**PROMPT**
Reproduce every record below exactly as written, leaving out any pictures.

**DATA FOR THIS EXERCISE**
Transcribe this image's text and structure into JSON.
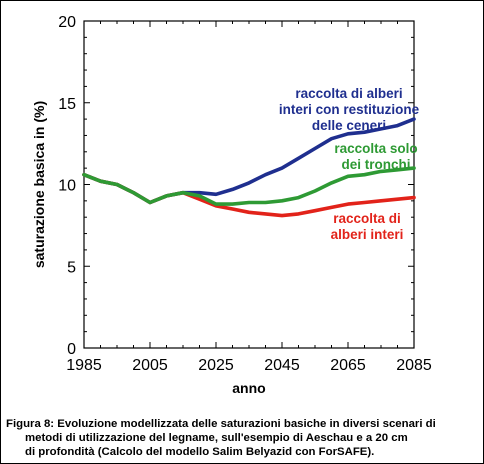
{
  "chart_data": {
    "type": "line",
    "xlabel": "anno",
    "ylabel": "saturazione basica in (%)",
    "xlim": [
      1985,
      2085
    ],
    "ylim": [
      0,
      20
    ],
    "x_ticks": [
      "1985",
      "2005",
      "2025",
      "2045",
      "2065",
      "2085"
    ],
    "y_ticks": [
      "0",
      "5",
      "10",
      "15",
      "20"
    ],
    "grid": false,
    "x": [
      1985,
      1990,
      1995,
      2000,
      2005,
      2010,
      2015,
      2020,
      2025,
      2030,
      2035,
      2040,
      2045,
      2050,
      2055,
      2060,
      2065,
      2070,
      2075,
      2080,
      2085
    ],
    "series": [
      {
        "name_lines": [
          "raccolta di alberi",
          "interi con restituzione",
          "delle ceneri"
        ],
        "color": "#1f2f8f",
        "values": [
          10.6,
          10.2,
          10.0,
          9.5,
          8.9,
          9.3,
          9.5,
          9.5,
          9.4,
          9.7,
          10.1,
          10.6,
          11.0,
          11.6,
          12.2,
          12.8,
          13.1,
          13.2,
          13.4,
          13.6,
          14.0
        ]
      },
      {
        "name_lines": [
          "raccolta solo",
          "dei tronchi"
        ],
        "color": "#2e9a34",
        "values": [
          10.6,
          10.2,
          10.0,
          9.5,
          8.9,
          9.3,
          9.5,
          9.3,
          8.8,
          8.8,
          8.9,
          8.9,
          9.0,
          9.2,
          9.6,
          10.1,
          10.5,
          10.6,
          10.8,
          10.9,
          11.0
        ]
      },
      {
        "name_lines": [
          "raccolta di",
          "alberi interi"
        ],
        "color": "#e2231a",
        "values": [
          10.6,
          10.2,
          10.0,
          9.5,
          8.9,
          9.3,
          9.5,
          9.1,
          8.7,
          8.5,
          8.3,
          8.2,
          8.1,
          8.2,
          8.4,
          8.6,
          8.8,
          8.9,
          9.0,
          9.1,
          9.2
        ]
      }
    ]
  },
  "caption": {
    "line1": "Figura 8: Evoluzione modellizzata delle saturazioni basiche in diversi scenari di",
    "line2": "metodi di utilizzazione del legname, sull'esempio di Aeschau e a 20 cm",
    "line3": "di profondità (Calcolo del modello Salim Belyazid con ForSAFE)."
  }
}
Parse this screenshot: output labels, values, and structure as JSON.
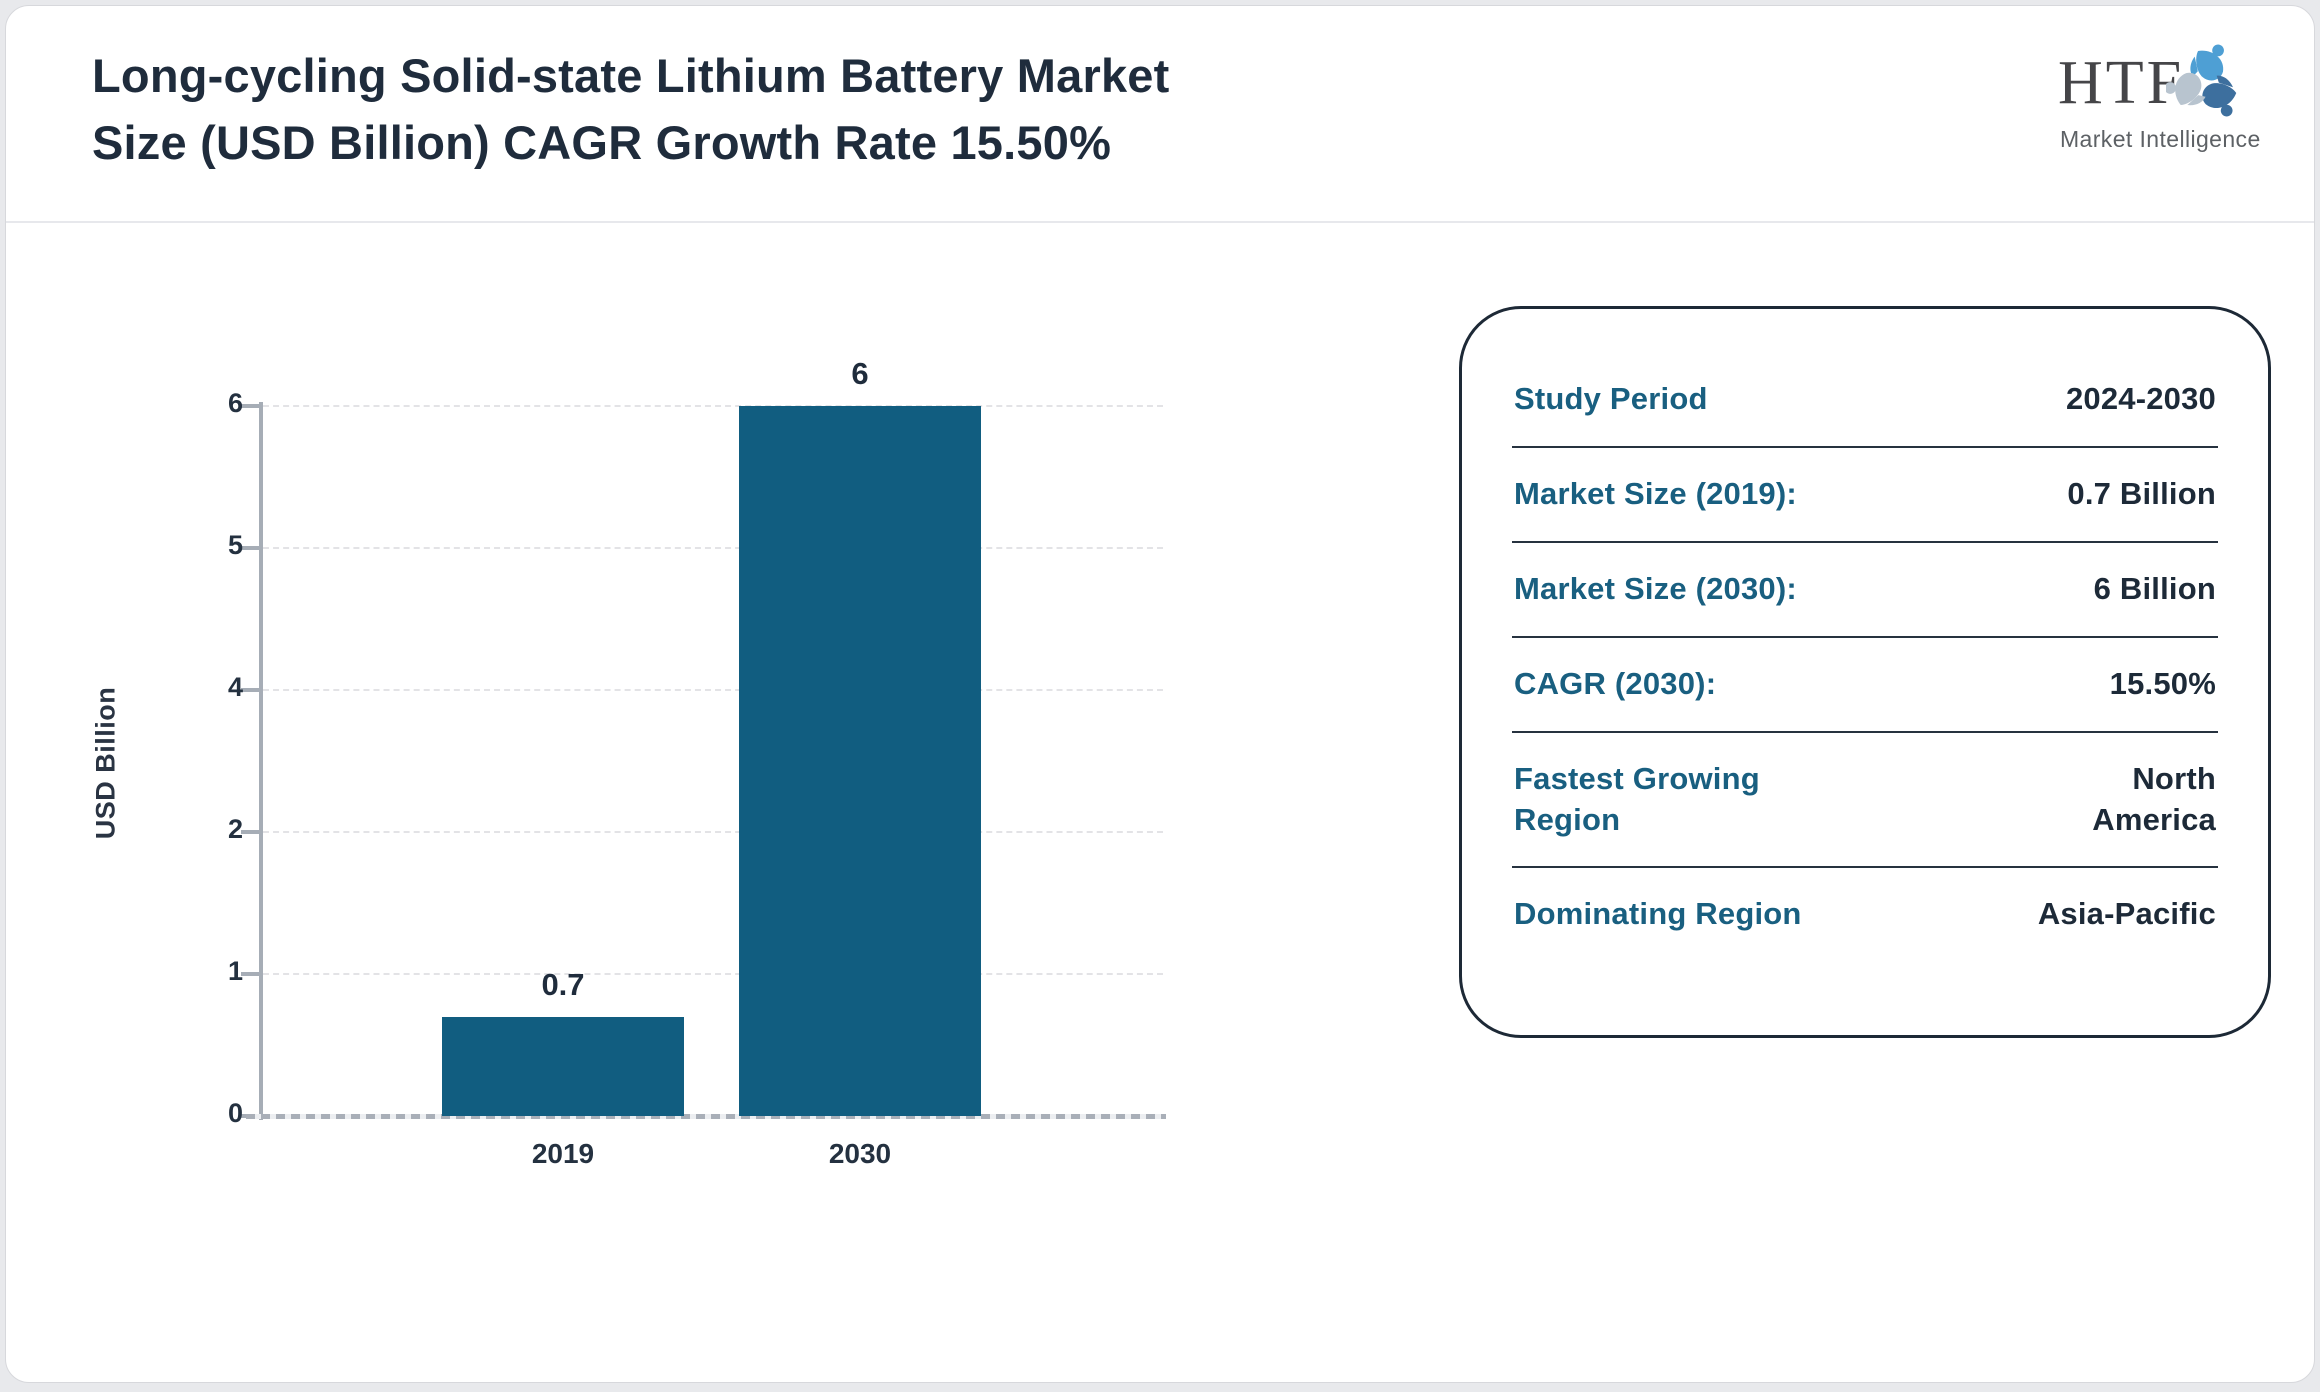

**ANSWER FOR THIS EXERCISE**
Transcribe this image's text and structure into JSON.
{
  "chart_data": {
    "type": "line",
    "xlabel": "anno",
    "ylabel": "saturazione basica in (%)",
    "xlim": [
      1985,
      2085
    ],
    "ylim": [
      0,
      20
    ],
    "x_ticks": [
      "1985",
      "2005",
      "2025",
      "2045",
      "2065",
      "2085"
    ],
    "y_ticks": [
      "0",
      "5",
      "10",
      "15",
      "20"
    ],
    "grid": false,
    "x": [
      1985,
      1990,
      1995,
      2000,
      2005,
      2010,
      2015,
      2020,
      2025,
      2030,
      2035,
      2040,
      2045,
      2050,
      2055,
      2060,
      2065,
      2070,
      2075,
      2080,
      2085
    ],
    "series": [
      {
        "name_lines": [
          "raccolta di alberi",
          "interi con restituzione",
          "delle ceneri"
        ],
        "color": "#1f2f8f",
        "values": [
          10.6,
          10.2,
          10.0,
          9.5,
          8.9,
          9.3,
          9.5,
          9.5,
          9.4,
          9.7,
          10.1,
          10.6,
          11.0,
          11.6,
          12.2,
          12.8,
          13.1,
          13.2,
          13.4,
          13.6,
          14.0
        ]
      },
      {
        "name_lines": [
          "raccolta solo",
          "dei tronchi"
        ],
        "color": "#2e9a34",
        "values": [
          10.6,
          10.2,
          10.0,
          9.5,
          8.9,
          9.3,
          9.5,
          9.3,
          8.8,
          8.8,
          8.9,
          8.9,
          9.0,
          9.2,
          9.6,
          10.1,
          10.5,
          10.6,
          10.8,
          10.9,
          11.0
        ]
      },
      {
        "name_lines": [
          "raccolta di",
          "alberi interi"
        ],
        "color": "#e2231a",
        "values": [
          10.6,
          10.2,
          10.0,
          9.5,
          8.9,
          9.3,
          9.5,
          9.1,
          8.7,
          8.5,
          8.3,
          8.2,
          8.1,
          8.2,
          8.4,
          8.6,
          8.8,
          8.9,
          9.0,
          9.1,
          9.2
        ]
      }
    ]
  },
  "caption": {
    "line1": "Figura 8: Evoluzione modellizzata delle saturazioni basiche in diversi scenari di",
    "line2": "metodi di utilizzazione del legname, sull'esempio di Aeschau e a 20 cm",
    "line3": "di profondità (Calcolo del modello Salim Belyazid con ForSAFE)."
  }
}
Parse this screenshot: output labels, values, and structure as JSON.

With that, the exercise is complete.